**Stated goal:** Answer with a single number: the count of lines that include the string "this".

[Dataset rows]
◇ ◇ ◇ ◇ ◇
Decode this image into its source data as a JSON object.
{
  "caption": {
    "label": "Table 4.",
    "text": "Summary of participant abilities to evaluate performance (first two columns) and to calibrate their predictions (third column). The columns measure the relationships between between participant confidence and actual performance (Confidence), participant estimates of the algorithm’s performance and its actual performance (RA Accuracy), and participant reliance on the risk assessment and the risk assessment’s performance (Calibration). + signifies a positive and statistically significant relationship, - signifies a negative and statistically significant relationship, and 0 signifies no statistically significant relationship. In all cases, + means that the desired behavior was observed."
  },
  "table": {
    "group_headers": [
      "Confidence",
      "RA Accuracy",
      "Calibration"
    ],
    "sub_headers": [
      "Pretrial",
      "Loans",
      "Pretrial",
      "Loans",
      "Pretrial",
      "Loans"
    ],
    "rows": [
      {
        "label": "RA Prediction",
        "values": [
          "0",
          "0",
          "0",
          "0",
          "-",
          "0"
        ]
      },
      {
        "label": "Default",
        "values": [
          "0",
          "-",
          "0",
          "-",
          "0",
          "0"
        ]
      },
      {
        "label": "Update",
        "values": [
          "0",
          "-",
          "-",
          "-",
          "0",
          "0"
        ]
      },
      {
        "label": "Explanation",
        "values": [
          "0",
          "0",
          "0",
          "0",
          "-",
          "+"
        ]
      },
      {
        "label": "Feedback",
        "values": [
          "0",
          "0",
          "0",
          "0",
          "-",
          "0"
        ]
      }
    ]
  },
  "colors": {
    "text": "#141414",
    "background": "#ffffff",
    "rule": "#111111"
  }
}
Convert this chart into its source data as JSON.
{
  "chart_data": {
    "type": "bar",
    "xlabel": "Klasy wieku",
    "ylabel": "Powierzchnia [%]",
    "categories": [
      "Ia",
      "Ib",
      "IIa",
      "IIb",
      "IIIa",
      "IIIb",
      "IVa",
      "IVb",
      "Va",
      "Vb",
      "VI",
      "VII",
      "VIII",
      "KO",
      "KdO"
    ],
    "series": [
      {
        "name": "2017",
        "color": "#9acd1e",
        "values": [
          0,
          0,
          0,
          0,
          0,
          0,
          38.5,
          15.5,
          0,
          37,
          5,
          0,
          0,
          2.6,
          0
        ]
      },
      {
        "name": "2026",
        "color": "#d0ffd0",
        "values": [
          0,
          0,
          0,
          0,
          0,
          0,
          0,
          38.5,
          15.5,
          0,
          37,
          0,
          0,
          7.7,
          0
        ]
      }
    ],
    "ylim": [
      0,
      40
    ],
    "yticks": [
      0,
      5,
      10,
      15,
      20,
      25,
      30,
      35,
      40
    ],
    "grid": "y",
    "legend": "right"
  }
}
◇ ◇ ◇ ◇ ◇
**Full solution:** 2